**Raw data:**
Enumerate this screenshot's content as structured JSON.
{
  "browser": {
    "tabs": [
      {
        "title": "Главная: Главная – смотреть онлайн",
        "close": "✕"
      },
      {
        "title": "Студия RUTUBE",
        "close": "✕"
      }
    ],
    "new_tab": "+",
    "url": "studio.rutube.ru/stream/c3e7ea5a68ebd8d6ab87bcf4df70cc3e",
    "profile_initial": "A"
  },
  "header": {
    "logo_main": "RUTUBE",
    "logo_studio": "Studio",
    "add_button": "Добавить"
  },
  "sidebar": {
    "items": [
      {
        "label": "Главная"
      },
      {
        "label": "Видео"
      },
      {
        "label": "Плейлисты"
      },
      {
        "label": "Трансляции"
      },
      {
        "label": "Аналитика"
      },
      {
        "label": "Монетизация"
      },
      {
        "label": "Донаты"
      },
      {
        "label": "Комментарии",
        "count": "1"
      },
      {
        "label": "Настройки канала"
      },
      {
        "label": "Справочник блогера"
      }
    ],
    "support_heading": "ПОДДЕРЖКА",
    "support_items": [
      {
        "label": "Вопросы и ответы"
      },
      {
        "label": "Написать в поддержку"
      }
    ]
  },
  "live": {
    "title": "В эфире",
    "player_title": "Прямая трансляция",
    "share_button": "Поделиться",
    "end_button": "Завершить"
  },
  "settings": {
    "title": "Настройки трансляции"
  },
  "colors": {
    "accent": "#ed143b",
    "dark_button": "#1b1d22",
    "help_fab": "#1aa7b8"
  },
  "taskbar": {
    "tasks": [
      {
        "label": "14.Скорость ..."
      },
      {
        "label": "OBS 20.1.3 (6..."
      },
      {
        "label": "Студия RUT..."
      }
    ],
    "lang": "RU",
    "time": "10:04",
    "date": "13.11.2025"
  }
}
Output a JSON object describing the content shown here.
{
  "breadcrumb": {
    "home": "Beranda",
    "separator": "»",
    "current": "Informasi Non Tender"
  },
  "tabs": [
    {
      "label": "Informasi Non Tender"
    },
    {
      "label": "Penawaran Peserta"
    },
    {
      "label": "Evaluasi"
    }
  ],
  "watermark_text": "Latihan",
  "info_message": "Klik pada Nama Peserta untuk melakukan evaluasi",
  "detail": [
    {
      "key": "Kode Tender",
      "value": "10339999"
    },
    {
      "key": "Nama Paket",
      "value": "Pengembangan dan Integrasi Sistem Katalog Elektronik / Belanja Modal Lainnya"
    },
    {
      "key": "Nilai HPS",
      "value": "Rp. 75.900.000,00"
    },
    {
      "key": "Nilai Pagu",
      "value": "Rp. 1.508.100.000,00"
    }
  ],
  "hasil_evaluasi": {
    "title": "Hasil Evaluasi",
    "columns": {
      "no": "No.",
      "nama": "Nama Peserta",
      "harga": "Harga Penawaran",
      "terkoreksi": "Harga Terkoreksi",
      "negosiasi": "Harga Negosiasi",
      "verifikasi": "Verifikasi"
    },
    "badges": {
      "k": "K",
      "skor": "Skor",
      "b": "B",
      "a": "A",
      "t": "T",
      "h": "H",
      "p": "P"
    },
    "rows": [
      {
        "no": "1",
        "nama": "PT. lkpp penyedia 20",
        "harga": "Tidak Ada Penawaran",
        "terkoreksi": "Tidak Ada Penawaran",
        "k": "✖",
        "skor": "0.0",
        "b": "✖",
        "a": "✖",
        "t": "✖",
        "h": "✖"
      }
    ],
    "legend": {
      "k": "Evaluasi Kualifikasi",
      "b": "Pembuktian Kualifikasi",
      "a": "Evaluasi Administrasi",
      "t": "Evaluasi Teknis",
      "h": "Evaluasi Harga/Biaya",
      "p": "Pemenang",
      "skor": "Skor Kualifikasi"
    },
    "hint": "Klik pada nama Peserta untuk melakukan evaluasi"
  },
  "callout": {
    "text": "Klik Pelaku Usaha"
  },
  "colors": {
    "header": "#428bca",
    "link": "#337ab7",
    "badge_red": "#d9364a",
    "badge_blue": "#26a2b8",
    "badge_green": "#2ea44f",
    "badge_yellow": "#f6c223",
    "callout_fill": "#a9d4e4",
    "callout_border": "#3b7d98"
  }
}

**Instructions for the task:**
Take the data above and return it exactly.

**Correct output:**
Enumerate this screenshot's content as structured JSON.
{
  "browser": {
    "tabs": [
      {
        "title": "Главная: Главная – смотреть онлайн",
        "close": "✕"
      },
      {
        "title": "Студия RUTUBE",
        "close": "✕"
      }
    ],
    "new_tab": "+",
    "url": "studio.rutube.ru/stream/c3e7ea5a68ebd8d6ab87bcf4df70cc3e",
    "profile_initial": "A"
  },
  "header": {
    "logo_main": "RUTUBE",
    "logo_studio": "Studio",
    "add_button": "Добавить"
  },
  "sidebar": {
    "items": [
      {
        "label": "Главная"
      },
      {
        "label": "Видео"
      },
      {
        "label": "Плейлисты"
      },
      {
        "label": "Трансляции"
      },
      {
        "label": "Аналитика"
      },
      {
        "label": "Монетизация"
      },
      {
        "label": "Донаты"
      },
      {
        "label": "Комментарии",
        "count": "1"
      },
      {
        "label": "Настройки канала"
      },
      {
        "label": "Справочник блогера"
      }
    ],
    "support_heading": "ПОДДЕРЖКА",
    "support_items": [
      {
        "label": "Вопросы и ответы"
      },
      {
        "label": "Написать в поддержку"
      }
    ]
  },
  "live": {
    "title": "В эфире",
    "player_title": "Прямая трансляция",
    "share_button": "Поделиться",
    "end_button": "Завершить"
  },
  "settings": {
    "title": "Настройки трансляции"
  },
  "colors": {
    "accent": "#ed143b",
    "dark_button": "#1b1d22",
    "help_fab": "#1aa7b8"
  },
  "taskbar": {
    "tasks": [
      {
        "label": "14.Скорость ..."
      },
      {
        "label": "OBS 20.1.3 (6..."
      },
      {
        "label": "Студия RUT..."
      }
    ],
    "lang": "RU",
    "time": "10:04",
    "date": "13.11.2025"
  }
}
Output a JSON object describing the content shown here.
{
  "breadcrumb": {
    "home": "Beranda",
    "separator": "»",
    "current": "Informasi Non Tender"
  },
  "tabs": [
    {
      "label": "Informasi Non Tender"
    },
    {
      "label": "Penawaran Peserta"
    },
    {
      "label": "Evaluasi"
    }
  ],
  "watermark_text": "Latihan",
  "info_message": "Klik pada Nama Peserta untuk melakukan evaluasi",
  "detail": [
    {
      "key": "Kode Tender",
      "value": "10339999"
    },
    {
      "key": "Nama Paket",
      "value": "Pengembangan dan Integrasi Sistem Katalog Elektronik / Belanja Modal Lainnya"
    },
    {
      "key": "Nilai HPS",
      "value": "Rp. 75.900.000,00"
    },
    {
      "key": "Nilai Pagu",
      "value": "Rp. 1.508.100.000,00"
    }
  ],
  "hasil_evaluasi": {
    "title": "Hasil Evaluasi",
    "columns": {
      "no": "No.",
      "nama": "Nama Peserta",
      "harga": "Harga Penawaran",
      "terkoreksi": "Harga Terkoreksi",
      "negosiasi": "Harga Negosiasi",
      "verifikasi": "Verifikasi"
    },
    "badges": {
      "k": "K",
      "skor": "Skor",
      "b": "B",
      "a": "A",
      "t": "T",
      "h": "H",
      "p": "P"
    },
    "rows": [
      {
        "no": "1",
        "nama": "PT. lkpp penyedia 20",
        "harga": "Tidak Ada Penawaran",
        "terkoreksi": "Tidak Ada Penawaran",
        "k": "✖",
        "skor": "0.0",
        "b": "✖",
        "a": "✖",
        "t": "✖",
        "h": "✖"
      }
    ],
    "legend": {
      "k": "Evaluasi Kualifikasi",
      "b": "Pembuktian Kualifikasi",
      "a": "Evaluasi Administrasi",
      "t": "Evaluasi Teknis",
      "h": "Evaluasi Harga/Biaya",
      "p": "Pemenang",
      "skor": "Skor Kualifikasi"
    },
    "hint": "Klik pada nama Peserta untuk melakukan evaluasi"
  },
  "callout": {
    "text": "Klik Pelaku Usaha"
  },
  "colors": {
    "header": "#428bca",
    "link": "#337ab7",
    "badge_red": "#d9364a",
    "badge_blue": "#26a2b8",
    "badge_green": "#2ea44f",
    "badge_yellow": "#f6c223",
    "callout_fill": "#a9d4e4",
    "callout_border": "#3b7d98"
  }
}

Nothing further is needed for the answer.